Supplied material
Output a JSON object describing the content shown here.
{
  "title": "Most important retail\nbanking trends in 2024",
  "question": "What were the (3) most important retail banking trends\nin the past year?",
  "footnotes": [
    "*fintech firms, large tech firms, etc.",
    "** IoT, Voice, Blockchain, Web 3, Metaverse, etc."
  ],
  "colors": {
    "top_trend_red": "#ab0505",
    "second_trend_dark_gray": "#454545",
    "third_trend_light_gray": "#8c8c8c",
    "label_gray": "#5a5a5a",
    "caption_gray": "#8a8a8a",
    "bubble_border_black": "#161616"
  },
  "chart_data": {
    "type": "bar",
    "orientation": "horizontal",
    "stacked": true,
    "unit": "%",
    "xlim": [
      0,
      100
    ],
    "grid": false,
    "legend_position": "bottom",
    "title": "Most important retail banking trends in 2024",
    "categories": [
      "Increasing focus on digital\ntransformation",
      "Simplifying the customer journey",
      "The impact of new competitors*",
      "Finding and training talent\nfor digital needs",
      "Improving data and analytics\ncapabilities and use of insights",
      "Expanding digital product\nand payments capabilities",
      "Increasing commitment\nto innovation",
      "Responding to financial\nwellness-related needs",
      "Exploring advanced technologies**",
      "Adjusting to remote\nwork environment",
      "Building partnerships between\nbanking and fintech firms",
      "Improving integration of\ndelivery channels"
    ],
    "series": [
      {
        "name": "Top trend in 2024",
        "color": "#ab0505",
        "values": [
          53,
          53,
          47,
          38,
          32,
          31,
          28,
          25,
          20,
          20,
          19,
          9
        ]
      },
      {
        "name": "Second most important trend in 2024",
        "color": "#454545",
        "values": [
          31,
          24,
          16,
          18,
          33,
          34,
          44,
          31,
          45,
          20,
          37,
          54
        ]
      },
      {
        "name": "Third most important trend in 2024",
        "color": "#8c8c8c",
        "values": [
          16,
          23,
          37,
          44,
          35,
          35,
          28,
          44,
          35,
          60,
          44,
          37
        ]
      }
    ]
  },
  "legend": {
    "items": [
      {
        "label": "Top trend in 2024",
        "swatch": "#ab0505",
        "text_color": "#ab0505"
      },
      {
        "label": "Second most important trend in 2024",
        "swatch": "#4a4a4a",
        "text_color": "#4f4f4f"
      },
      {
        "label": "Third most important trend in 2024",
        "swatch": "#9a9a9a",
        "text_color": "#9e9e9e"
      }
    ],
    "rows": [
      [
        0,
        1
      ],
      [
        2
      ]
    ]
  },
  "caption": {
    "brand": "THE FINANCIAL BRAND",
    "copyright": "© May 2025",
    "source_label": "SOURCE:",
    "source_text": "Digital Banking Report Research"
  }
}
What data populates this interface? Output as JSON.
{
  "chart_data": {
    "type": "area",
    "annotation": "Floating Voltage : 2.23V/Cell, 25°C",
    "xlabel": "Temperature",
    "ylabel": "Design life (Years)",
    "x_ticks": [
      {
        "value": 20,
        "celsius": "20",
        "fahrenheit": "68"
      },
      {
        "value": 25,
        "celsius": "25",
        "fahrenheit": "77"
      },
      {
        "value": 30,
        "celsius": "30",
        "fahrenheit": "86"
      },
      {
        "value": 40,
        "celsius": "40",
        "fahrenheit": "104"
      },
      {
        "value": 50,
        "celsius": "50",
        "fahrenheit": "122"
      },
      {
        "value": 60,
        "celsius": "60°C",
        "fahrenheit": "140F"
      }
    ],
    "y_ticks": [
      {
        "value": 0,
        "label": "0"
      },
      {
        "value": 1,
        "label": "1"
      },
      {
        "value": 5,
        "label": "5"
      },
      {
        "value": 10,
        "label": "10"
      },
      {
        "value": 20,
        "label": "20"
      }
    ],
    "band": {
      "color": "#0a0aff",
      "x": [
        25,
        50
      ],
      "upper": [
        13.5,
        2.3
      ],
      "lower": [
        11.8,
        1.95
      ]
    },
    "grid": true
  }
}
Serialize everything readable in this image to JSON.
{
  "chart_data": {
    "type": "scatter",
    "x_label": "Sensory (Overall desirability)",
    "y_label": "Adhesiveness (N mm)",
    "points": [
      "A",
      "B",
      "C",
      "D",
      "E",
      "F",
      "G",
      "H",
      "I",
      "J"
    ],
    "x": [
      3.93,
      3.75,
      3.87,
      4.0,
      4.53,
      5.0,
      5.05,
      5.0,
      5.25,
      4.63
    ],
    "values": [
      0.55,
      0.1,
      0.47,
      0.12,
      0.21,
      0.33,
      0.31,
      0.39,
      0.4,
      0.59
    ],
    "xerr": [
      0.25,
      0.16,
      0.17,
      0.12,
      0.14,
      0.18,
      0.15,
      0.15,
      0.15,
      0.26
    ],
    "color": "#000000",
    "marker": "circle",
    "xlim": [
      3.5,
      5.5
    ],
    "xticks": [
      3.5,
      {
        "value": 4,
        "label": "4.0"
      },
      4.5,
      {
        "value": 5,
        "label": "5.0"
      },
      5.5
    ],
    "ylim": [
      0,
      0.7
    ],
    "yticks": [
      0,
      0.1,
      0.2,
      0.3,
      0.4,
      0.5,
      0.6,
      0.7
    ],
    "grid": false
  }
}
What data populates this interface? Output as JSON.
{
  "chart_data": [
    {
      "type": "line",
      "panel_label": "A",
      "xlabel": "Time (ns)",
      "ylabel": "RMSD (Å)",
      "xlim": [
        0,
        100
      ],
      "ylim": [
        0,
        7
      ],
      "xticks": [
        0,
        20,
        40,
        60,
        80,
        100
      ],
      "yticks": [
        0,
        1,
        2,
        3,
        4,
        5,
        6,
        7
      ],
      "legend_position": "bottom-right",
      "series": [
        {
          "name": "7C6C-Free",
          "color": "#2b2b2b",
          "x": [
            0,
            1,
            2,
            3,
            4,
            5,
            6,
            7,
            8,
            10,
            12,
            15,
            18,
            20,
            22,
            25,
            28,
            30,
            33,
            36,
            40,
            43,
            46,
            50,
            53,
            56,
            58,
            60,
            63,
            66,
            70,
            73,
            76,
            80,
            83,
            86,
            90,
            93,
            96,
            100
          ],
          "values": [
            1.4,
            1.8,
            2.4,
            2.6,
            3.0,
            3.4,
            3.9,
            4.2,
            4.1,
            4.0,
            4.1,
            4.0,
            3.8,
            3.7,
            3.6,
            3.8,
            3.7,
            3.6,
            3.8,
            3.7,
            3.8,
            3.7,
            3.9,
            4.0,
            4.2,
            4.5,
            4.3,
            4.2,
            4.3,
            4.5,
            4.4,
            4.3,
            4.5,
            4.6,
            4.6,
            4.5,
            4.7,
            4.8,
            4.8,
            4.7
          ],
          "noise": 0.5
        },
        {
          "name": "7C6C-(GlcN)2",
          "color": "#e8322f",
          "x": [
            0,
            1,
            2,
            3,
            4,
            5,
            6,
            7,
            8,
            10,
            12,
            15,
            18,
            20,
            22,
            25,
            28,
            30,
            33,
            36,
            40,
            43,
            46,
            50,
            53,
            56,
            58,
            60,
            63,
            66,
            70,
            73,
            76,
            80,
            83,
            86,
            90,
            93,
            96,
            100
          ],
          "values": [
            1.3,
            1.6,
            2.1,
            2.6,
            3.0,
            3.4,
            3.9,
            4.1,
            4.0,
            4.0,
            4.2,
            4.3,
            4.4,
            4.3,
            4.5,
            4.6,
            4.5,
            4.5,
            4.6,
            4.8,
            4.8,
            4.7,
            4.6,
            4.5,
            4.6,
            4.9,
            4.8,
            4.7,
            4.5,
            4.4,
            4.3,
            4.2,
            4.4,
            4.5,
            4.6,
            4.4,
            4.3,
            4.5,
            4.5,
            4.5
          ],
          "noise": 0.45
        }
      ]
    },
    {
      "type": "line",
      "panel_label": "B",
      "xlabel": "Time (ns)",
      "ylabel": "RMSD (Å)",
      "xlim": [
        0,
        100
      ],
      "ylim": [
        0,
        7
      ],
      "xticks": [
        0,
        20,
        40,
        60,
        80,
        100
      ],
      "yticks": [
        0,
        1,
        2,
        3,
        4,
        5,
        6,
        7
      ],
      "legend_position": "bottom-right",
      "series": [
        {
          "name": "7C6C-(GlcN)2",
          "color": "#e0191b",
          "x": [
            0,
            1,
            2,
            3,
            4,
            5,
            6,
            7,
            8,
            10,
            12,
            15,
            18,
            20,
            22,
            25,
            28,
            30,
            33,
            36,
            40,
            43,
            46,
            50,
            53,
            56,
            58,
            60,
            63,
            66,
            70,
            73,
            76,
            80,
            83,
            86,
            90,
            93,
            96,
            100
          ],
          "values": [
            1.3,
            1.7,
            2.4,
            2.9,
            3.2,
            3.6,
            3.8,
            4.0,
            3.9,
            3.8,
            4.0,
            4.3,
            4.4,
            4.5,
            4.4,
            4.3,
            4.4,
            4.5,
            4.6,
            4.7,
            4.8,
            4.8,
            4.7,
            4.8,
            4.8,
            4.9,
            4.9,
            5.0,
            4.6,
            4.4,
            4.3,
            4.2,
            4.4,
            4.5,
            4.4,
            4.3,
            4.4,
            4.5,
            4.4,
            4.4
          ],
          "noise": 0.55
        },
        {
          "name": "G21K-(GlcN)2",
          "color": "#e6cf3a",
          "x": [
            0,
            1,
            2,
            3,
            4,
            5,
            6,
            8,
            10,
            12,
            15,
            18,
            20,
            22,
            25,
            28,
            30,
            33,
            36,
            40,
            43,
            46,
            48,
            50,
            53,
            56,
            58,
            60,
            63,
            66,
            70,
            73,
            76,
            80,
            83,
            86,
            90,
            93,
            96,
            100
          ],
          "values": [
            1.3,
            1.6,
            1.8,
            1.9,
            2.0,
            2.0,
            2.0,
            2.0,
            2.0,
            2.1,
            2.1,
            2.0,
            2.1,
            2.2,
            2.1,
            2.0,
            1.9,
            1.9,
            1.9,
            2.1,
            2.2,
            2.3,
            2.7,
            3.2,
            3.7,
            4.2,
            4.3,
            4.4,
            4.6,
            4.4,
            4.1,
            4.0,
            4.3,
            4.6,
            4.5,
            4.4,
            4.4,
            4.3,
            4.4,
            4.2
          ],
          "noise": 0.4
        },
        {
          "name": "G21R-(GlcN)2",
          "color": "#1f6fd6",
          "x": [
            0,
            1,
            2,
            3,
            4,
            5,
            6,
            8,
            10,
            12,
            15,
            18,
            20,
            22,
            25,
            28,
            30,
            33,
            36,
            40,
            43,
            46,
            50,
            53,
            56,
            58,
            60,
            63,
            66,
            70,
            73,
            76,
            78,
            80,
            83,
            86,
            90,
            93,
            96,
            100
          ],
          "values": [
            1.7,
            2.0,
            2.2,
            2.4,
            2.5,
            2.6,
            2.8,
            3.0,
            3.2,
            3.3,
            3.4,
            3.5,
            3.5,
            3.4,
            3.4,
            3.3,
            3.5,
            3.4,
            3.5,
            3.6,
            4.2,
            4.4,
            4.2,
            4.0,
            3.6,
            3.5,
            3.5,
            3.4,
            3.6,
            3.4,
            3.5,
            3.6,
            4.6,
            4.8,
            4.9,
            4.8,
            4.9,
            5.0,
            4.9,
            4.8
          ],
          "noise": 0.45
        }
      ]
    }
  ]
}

Task brief
List every line above that holds the word "GlcN".

Written reply
          "name": "7C6C-(GlcN)2",
          "name": "7C6C-(GlcN)2",
          "name": "G21K-(GlcN)2",
          "name": "G21R-(GlcN)2",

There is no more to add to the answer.